INPUT MATERIAL:
____

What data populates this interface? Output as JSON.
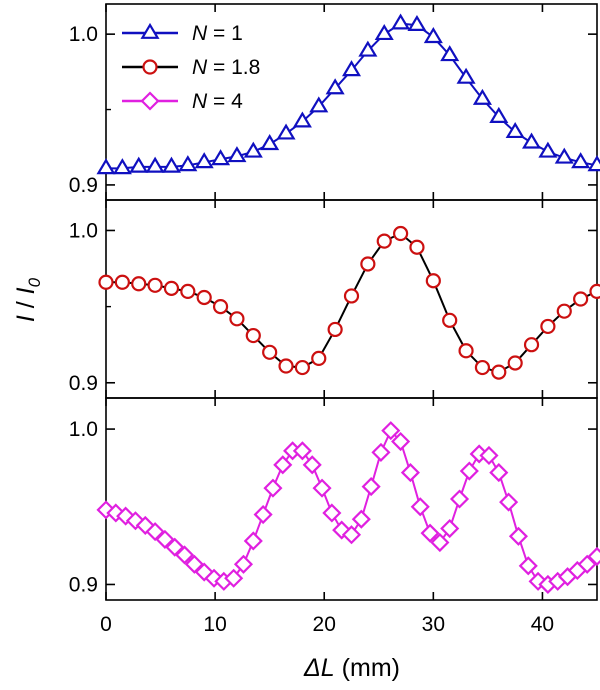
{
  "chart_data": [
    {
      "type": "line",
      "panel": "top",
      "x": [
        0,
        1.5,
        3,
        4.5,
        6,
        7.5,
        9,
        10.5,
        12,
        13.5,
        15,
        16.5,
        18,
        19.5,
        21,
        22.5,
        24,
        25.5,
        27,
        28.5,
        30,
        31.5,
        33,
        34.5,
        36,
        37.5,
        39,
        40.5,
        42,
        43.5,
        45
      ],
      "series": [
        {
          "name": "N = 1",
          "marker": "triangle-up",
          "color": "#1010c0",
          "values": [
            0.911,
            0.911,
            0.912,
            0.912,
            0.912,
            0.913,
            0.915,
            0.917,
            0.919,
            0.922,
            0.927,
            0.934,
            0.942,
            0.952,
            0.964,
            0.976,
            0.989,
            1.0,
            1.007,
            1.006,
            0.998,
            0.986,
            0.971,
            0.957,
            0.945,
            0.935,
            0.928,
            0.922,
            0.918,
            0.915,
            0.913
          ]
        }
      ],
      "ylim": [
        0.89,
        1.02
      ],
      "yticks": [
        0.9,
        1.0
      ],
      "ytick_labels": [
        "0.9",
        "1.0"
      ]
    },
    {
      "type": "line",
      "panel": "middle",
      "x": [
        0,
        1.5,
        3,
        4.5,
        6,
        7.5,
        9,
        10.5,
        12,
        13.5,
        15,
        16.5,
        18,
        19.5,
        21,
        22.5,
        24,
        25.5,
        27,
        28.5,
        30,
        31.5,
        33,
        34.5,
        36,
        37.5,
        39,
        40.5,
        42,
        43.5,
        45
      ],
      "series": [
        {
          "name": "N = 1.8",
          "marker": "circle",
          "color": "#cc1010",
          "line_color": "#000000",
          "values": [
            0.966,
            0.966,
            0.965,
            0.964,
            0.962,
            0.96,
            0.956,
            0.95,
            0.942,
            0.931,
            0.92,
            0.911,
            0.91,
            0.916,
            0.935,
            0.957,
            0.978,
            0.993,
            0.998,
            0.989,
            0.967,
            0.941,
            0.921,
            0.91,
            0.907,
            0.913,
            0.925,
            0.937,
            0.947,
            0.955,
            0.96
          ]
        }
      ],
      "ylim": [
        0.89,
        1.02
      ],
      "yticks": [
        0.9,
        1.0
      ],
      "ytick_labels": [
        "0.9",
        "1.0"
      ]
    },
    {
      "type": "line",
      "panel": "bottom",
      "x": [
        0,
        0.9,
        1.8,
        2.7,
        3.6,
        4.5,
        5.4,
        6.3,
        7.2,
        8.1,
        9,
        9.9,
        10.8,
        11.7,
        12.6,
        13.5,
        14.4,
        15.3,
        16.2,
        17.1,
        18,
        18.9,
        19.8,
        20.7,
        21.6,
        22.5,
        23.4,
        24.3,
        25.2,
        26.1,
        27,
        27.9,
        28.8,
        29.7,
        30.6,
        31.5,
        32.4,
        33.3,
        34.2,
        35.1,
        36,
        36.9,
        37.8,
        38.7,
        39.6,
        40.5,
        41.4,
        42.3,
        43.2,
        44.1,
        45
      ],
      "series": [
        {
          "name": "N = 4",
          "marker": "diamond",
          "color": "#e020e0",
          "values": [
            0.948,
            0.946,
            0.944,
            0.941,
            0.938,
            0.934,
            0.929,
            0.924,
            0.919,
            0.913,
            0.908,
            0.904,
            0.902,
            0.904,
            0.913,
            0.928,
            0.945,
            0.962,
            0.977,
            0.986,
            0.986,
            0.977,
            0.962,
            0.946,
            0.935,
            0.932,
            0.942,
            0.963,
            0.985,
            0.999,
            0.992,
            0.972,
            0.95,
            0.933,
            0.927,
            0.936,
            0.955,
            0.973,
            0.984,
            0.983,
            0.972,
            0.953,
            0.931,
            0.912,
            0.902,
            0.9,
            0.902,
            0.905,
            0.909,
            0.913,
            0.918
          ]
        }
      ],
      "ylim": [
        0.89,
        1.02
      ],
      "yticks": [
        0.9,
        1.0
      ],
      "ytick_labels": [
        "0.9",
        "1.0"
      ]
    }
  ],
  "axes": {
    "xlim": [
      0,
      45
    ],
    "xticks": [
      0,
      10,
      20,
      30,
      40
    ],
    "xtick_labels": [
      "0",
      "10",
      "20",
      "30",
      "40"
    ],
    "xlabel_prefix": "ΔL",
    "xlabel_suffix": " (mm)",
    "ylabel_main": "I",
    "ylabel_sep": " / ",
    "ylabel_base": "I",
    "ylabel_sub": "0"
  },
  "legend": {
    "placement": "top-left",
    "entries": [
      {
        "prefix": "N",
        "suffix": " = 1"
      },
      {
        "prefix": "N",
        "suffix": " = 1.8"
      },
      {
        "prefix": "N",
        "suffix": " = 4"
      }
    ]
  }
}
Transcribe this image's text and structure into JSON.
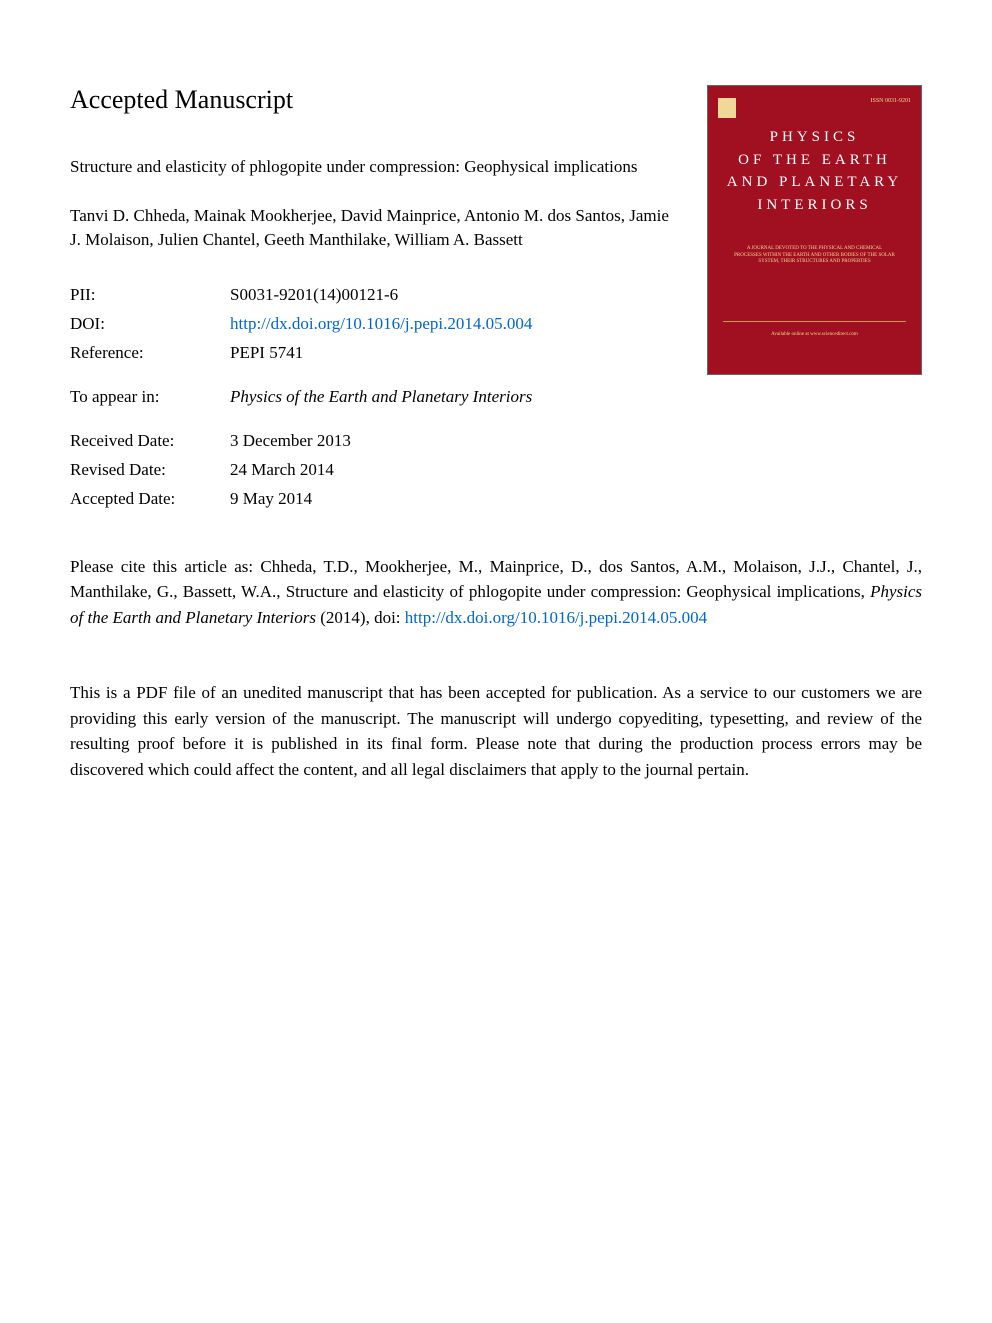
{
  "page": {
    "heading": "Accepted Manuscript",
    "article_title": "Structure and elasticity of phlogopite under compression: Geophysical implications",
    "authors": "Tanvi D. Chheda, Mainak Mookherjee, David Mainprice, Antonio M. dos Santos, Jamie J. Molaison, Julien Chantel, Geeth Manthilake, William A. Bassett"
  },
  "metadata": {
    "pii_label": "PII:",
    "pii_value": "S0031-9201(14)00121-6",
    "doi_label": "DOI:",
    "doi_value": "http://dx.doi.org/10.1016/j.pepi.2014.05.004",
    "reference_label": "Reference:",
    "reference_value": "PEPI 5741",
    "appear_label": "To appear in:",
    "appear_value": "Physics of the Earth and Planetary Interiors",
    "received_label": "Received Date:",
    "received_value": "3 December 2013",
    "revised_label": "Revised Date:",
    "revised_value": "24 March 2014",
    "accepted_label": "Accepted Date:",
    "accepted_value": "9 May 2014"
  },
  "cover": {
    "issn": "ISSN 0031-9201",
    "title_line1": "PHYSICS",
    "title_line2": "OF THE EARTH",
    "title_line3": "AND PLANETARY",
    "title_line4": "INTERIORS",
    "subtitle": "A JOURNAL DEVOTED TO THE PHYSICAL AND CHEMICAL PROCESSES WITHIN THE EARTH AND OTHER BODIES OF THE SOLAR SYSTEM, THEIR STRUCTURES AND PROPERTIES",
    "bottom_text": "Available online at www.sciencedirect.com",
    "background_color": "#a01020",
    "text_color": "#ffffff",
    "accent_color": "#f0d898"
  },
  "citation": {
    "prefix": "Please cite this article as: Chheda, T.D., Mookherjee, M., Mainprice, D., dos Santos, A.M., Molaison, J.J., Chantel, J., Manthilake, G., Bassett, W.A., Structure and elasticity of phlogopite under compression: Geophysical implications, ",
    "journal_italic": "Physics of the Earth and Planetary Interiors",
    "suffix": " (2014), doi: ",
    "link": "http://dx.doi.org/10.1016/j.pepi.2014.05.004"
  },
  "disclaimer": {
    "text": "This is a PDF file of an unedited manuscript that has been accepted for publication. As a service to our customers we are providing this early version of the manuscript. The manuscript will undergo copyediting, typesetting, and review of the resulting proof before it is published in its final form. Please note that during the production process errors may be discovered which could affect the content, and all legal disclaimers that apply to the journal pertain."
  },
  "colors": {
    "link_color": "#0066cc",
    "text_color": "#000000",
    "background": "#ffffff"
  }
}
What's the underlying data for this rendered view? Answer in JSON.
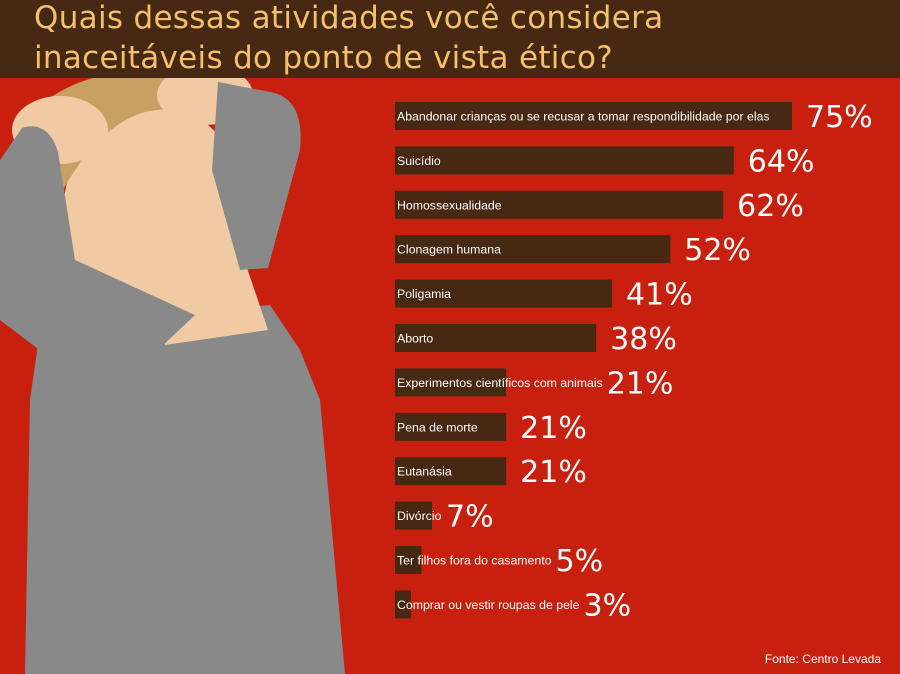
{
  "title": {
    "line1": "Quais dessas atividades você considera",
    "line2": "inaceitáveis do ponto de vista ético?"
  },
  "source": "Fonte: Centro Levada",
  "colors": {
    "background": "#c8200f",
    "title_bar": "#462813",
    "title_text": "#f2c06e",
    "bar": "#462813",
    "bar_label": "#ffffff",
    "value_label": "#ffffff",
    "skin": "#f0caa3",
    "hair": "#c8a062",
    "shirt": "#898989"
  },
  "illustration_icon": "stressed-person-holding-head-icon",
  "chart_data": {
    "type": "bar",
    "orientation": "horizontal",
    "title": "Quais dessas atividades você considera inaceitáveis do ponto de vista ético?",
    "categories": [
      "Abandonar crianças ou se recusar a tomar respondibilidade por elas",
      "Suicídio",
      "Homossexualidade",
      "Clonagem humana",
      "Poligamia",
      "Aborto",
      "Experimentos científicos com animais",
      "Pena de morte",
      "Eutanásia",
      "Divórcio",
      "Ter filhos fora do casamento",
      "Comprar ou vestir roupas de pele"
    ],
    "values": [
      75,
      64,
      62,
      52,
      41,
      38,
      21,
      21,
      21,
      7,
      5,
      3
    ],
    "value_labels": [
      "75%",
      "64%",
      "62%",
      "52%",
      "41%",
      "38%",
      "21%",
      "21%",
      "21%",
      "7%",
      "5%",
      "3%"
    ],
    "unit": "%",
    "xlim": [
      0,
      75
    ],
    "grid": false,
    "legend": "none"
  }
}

____

GOAL OF THE EXERCISE: Filter the records above and return every line that holds the word "Geophysical".

PROBLEM SOLUTION:
    "article_title": "Structure and elasticity of phlogopite under compression: Geophysical implications",
    "prefix": "Please cite this article as: Chheda, T.D., Mookherjee, M., Mainprice, D., dos Santos, A.M., Molaison, J.J., Chantel, J., Manthilake, G., Bassett, W.A., Structure and elasticity of phlogopite under compression: Geophysical implications, ",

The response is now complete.